[A block of data]
+ + + +
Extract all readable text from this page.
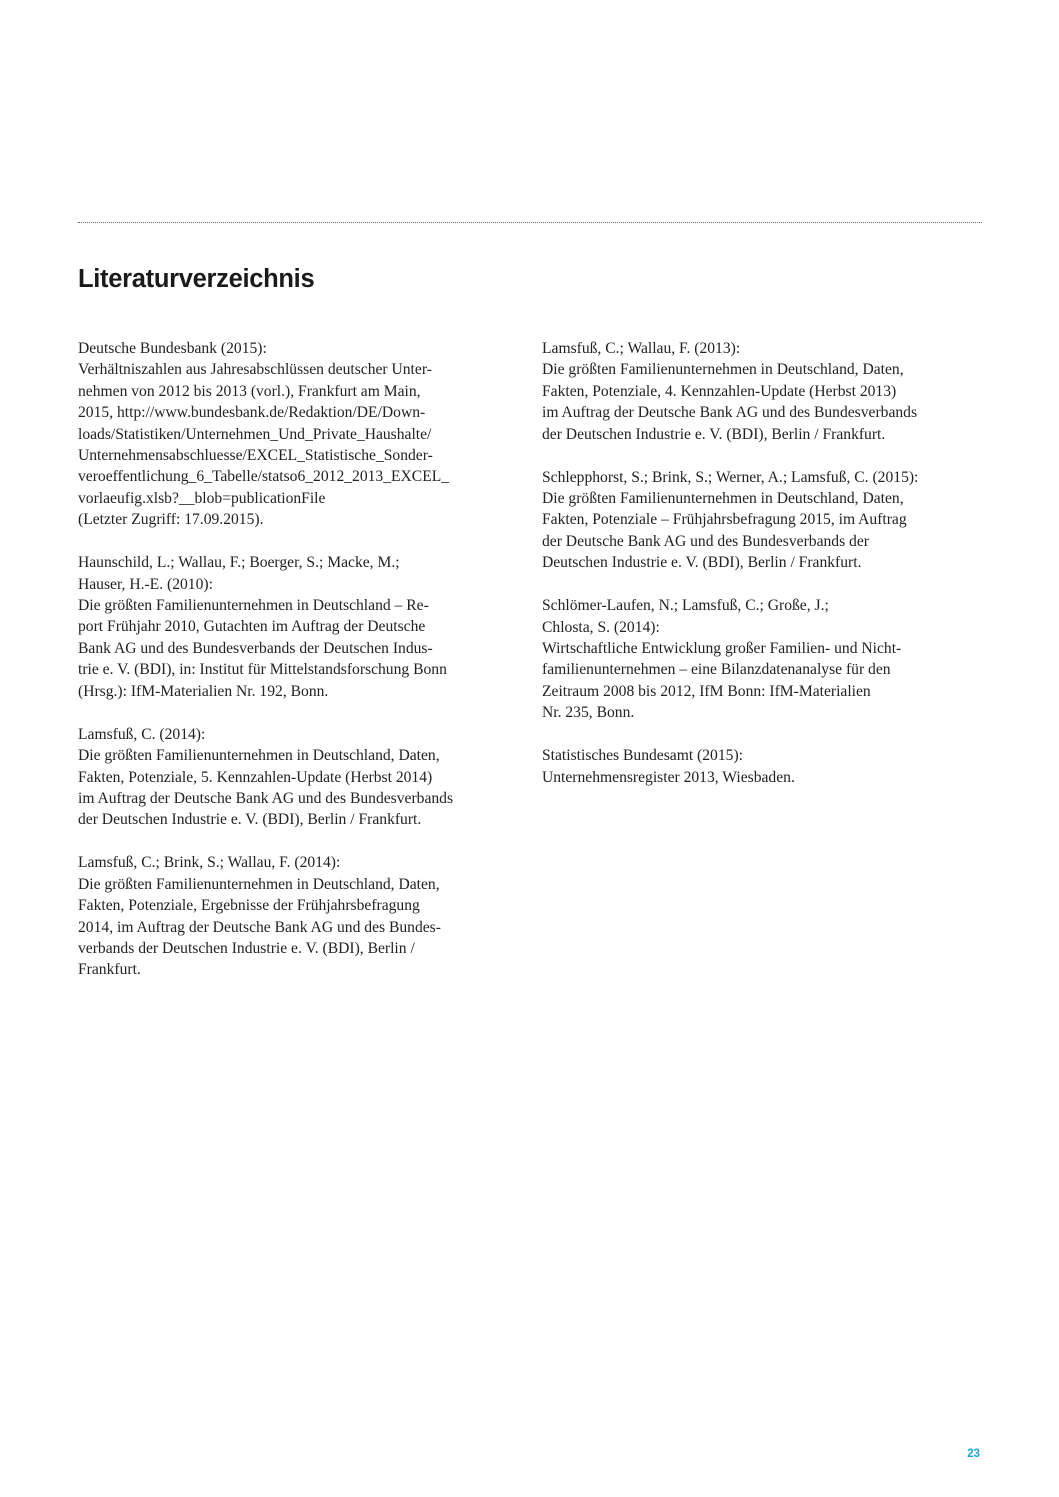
Literaturverzeichnis
Deutsche Bundesbank (2015):
Verhältniszahlen aus Jahresabschlüssen deutscher Unter-
nehmen von 2012 bis 2013 (vorl.), Frankfurt am Main,
2015, http://www.bundesbank.de/Redaktion/DE/Down-
loads/Statistiken/Unternehmen_Und_Private_Haushalte/
Unternehmensabschluesse/EXCEL_Statistische_Sonder-
veroeffentlichung_6_Tabelle/statso6_2012_2013_EXCEL_
vorlaeufig.xlsb?__blob=publicationFile
(Letzter Zugriff: 17.09.2015).
Haunschild, L.; Wallau, F.; Boerger, S.; Macke, M.;
Hauser, H.-E. (2010):
Die größten Familienunternehmen in Deutschland – Re-
port Frühjahr 2010, Gutachten im Auftrag der Deutsche
Bank AG und des Bundesverbands der Deutschen Indus-
trie e. V. (BDI), in: Institut für Mittelstandsforschung Bonn
(Hrsg.): IfM-Materialien Nr. 192, Bonn.
Lamsfuß, C. (2014):
Die größten Familienunternehmen in Deutschland, Daten,
Fakten, Potenziale, 5. Kennzahlen-Update (Herbst 2014)
im Auftrag der Deutsche Bank AG und des Bundesverbands
der Deutschen Industrie e. V. (BDI), Berlin / Frankfurt.
Lamsfuß, C.; Brink, S.; Wallau, F. (2014):
Die größten Familienunternehmen in Deutschland, Daten,
Fakten, Potenziale, Ergebnisse der Frühjahrsbefragung
2014, im Auftrag der Deutsche Bank AG und des Bundes-
verbands der Deutschen Industrie e. V. (BDI), Berlin /
Frankfurt.
Lamsfuß, C.; Wallau, F. (2013):
Die größten Familienunternehmen in Deutschland, Daten,
Fakten, Potenziale, 4. Kennzahlen-Update (Herbst 2013)
im Auftrag der Deutsche Bank AG und des Bundesverbands
der Deutschen Industrie e. V. (BDI), Berlin / Frankfurt.
Schlepphorst, S.; Brink, S.; Werner, A.; Lamsfuß, C. (2015):
Die größten Familienunternehmen in Deutschland, Daten,
Fakten, Potenziale – Frühjahrsbefragung 2015, im Auftrag
der Deutsche Bank AG und des Bundesverbands der
Deutschen Industrie e. V. (BDI), Berlin / Frankfurt.
Schlömer-Laufen, N.; Lamsfuß, C.; Große, J.;
Chlosta, S. (2014):
Wirtschaftliche Entwicklung großer Familien- und Nicht-
familienunternehmen – eine Bilanzdatenanalyse für den
Zeitraum 2008 bis 2012, IfM Bonn: IfM-Materialien
Nr. 235, Bonn.
Statistisches Bundesamt (2015):
Unternehmensregister 2013, Wiesbaden.
23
+ + + +
Goal: Report how many lines in the data contain the word "Industrie", with no words besides the number.

Full solution: 4